● **TASK BRIEF**
Every line below that holds the string "potassium" should be copied out.

____ MATERIAL FOR THIS TASK

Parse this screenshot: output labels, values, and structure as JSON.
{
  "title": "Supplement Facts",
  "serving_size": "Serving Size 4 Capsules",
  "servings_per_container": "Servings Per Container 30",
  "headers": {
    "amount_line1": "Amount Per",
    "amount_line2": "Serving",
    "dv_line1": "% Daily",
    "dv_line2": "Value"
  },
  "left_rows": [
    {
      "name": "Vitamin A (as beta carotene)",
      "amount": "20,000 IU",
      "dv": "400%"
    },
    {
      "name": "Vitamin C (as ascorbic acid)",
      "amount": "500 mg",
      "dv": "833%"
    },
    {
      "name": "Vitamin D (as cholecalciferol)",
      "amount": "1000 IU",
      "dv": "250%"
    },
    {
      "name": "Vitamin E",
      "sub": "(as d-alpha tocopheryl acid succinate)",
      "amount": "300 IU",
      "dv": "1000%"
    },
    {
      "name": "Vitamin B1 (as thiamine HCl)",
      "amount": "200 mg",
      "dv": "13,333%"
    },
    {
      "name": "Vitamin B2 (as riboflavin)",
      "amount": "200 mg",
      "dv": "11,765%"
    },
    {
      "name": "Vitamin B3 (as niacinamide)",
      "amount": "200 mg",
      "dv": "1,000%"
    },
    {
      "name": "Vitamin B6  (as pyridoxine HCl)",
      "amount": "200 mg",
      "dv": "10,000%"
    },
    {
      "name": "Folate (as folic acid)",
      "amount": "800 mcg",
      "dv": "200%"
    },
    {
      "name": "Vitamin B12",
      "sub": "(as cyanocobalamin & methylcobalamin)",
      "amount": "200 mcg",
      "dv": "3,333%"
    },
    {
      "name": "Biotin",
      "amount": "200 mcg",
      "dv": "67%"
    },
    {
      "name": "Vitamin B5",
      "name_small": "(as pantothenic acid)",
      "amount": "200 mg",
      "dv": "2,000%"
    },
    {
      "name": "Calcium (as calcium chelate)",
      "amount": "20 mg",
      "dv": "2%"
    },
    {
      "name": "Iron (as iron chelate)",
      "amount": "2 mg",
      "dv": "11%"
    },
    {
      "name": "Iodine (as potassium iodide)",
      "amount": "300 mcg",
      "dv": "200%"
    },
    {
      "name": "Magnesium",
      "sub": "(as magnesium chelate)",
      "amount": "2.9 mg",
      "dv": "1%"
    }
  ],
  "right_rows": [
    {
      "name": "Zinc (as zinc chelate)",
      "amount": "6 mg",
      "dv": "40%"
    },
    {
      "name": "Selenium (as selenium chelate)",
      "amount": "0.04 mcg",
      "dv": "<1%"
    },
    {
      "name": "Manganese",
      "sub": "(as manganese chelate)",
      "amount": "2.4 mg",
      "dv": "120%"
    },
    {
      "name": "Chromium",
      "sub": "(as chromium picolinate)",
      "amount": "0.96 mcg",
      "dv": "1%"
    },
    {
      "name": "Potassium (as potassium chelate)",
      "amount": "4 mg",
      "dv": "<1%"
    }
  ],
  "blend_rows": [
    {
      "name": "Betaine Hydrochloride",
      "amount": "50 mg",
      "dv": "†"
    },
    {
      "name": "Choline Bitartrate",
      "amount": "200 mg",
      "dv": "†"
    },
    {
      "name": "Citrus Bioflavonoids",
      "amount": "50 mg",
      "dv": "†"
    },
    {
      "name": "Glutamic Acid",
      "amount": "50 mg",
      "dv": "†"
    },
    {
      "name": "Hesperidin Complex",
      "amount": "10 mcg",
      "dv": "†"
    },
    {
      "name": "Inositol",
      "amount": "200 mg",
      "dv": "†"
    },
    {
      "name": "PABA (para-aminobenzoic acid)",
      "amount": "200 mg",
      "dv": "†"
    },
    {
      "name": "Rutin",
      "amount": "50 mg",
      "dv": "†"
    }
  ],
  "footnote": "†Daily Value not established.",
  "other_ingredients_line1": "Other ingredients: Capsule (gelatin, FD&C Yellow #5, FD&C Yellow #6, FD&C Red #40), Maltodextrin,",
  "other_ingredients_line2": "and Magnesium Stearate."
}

________

● **SOLUTION TO THIS PROBLEM**
      "name": "Iodine (as potassium iodide)",
      "name": "Potassium (as potassium chelate)",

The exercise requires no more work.